# TASK DIRECTIONS:
Make an exact copy of the records, with the images left out.

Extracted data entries
****************

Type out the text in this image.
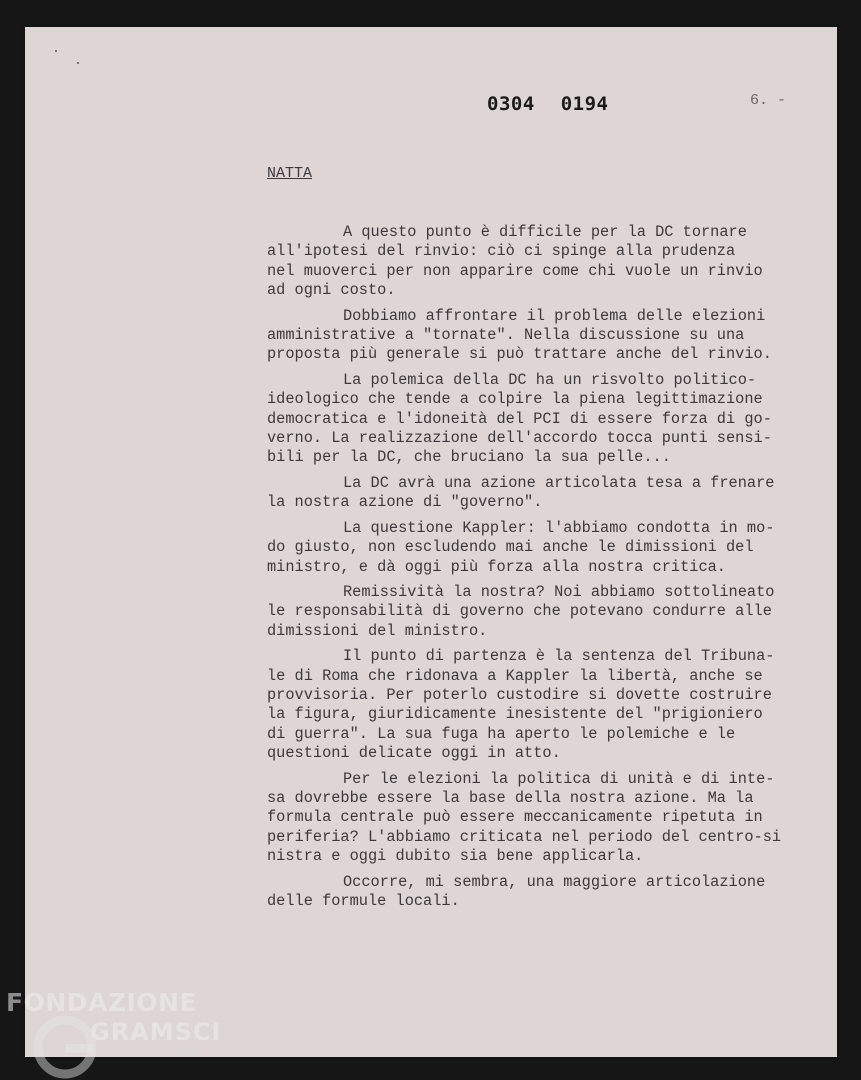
0304 0194	6. -
NATTA
A questo punto è difficile per la DC tornare
all'ipotesi del rinvio: ciò ci spinge alla prudenza
nel muoverci per non apparire come chi vuole un rinvio
ad ogni costo.
Dobbiamo affrontare il problema delle elezioni
amministrative a "tornate". Nella discussione su una
proposta più generale si può trattare anche del rinvio.
La polemica della DC ha un risvolto politico-
ideologico che tende a colpire la piena legittimazione
democratica e l'idoneità del PCI di essere forza di go-
verno. La realizzazione dell'accordo tocca punti sensi-
bili per la DC, che bruciano la sua pelle...
La DC avrà una azione articolata tesa a frenare
la nostra azione di "governo".
La questione Kappler: l'abbiamo condotta in mo-
do giusto, non escludendo mai anche le dimissioni del
ministro, e dà oggi più forza alla nostra critica.
Remissività la nostra? Noi abbiamo sottolineato
le responsabilità di governo che potevano condurre alle
dimissioni del ministro.
Il punto di partenza è la sentenza del Tribuna-
le di Roma che ridonava a Kappler la libertà, anche se
provvisoria. Per poterlo custodire si dovette costruire
la figura, giuridicamente inesistente del "prigioniero
di guerra". La sua fuga ha aperto le polemiche e le
questioni delicate oggi in atto.
Per le elezioni la politica di unità e di inte-
sa dovrebbe essere la base della nostra azione. Ma la
formula centrale può essere meccanicamente ripetuta in
periferia? L'abbiamo criticata nel periodo del centro-si
nistra e oggi dubito sia bene applicarla.
Occorre, mi sembra, una maggiore articolazione
delle formule locali.
FONDAZIONE
GRAMSCI
onlus
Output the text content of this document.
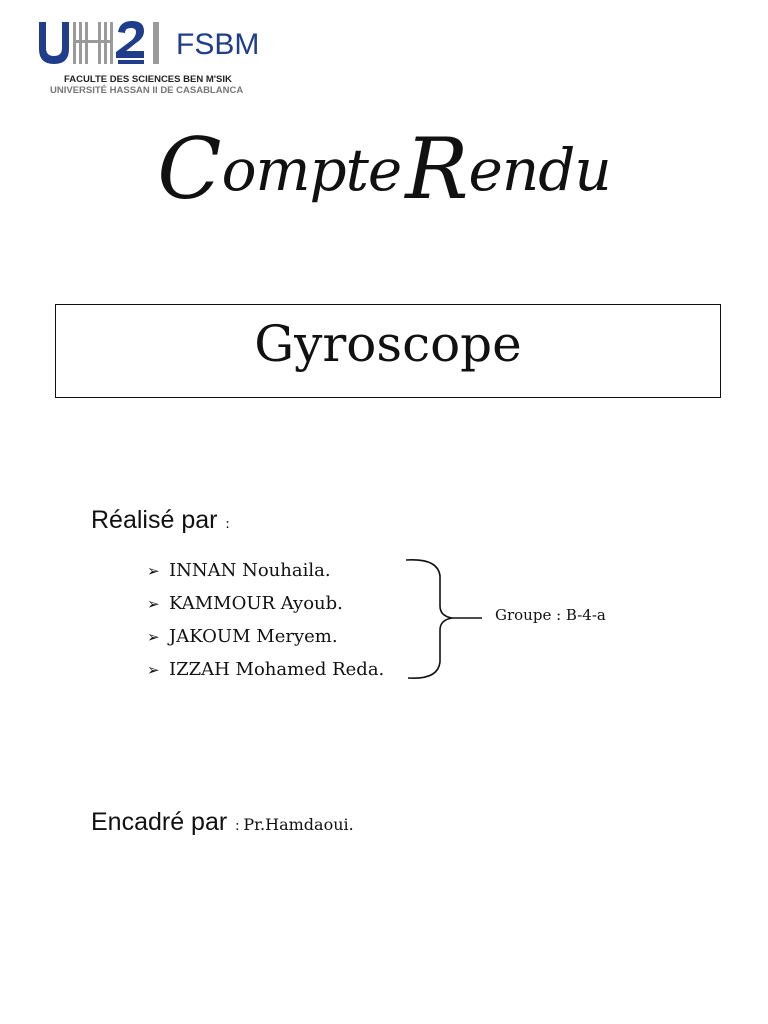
FSBM
FACULTE DES SCIENCES BEN M'SIK
UNIVERSITÉ HASSAN II DE CASABLANCA
CompteRendu
Gyroscope
Réalisé par :
➢ INNAN Nouhaila.
➢ KAMMOUR Ayoub.
➢ JAKOUM Meryem.
➢ IZZAH Mohamed Reda.
Groupe : B-4-a
Encadré par : Pr.Hamdaoui.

****************

# WRITTEN SOLUTION:
Type out the text in this image.
0304 0194	6. -
NATTA
A questo punto è difficile per la DC tornare
all'ipotesi del rinvio: ciò ci spinge alla prudenza
nel muoverci per non apparire come chi vuole un rinvio
ad ogni costo.
Dobbiamo affrontare il problema delle elezioni
amministrative a "tornate". Nella discussione su una
proposta più generale si può trattare anche del rinvio.
La polemica della DC ha un risvolto politico-
ideologico che tende a colpire la piena legittimazione
democratica e l'idoneità del PCI di essere forza di go-
verno. La realizzazione dell'accordo tocca punti sensi-
bili per la DC, che bruciano la sua pelle...
La DC avrà una azione articolata tesa a frenare
la nostra azione di "governo".
La questione Kappler: l'abbiamo condotta in mo-
do giusto, non escludendo mai anche le dimissioni del
ministro, e dà oggi più forza alla nostra critica.
Remissività la nostra? Noi abbiamo sottolineato
le responsabilità di governo che potevano condurre alle
dimissioni del ministro.
Il punto di partenza è la sentenza del Tribuna-
le di Roma che ridonava a Kappler la libertà, anche se
provvisoria. Per poterlo custodire si dovette costruire
la figura, giuridicamente inesistente del "prigioniero
di guerra". La sua fuga ha aperto le polemiche e le
questioni delicate oggi in atto.
Per le elezioni la politica di unità e di inte-
sa dovrebbe essere la base della nostra azione. Ma la
formula centrale può essere meccanicamente ripetuta in
periferia? L'abbiamo criticata nel periodo del centro-si
nistra e oggi dubito sia bene applicarla.
Occorre, mi sembra, una maggiore articolazione
delle formule locali.
FONDAZIONE
GRAMSCI
onlus
Output the text content of this document.
FSBM
FACULTE DES SCIENCES BEN M'SIK
UNIVERSITÉ HASSAN II DE CASABLANCA
CompteRendu
Gyroscope
Réalisé par :
➢ INNAN Nouhaila.
➢ KAMMOUR Ayoub.
➢ JAKOUM Meryem.
➢ IZZAH Mohamed Reda.
Groupe : B-4-a
Encadré par : Pr.Hamdaoui.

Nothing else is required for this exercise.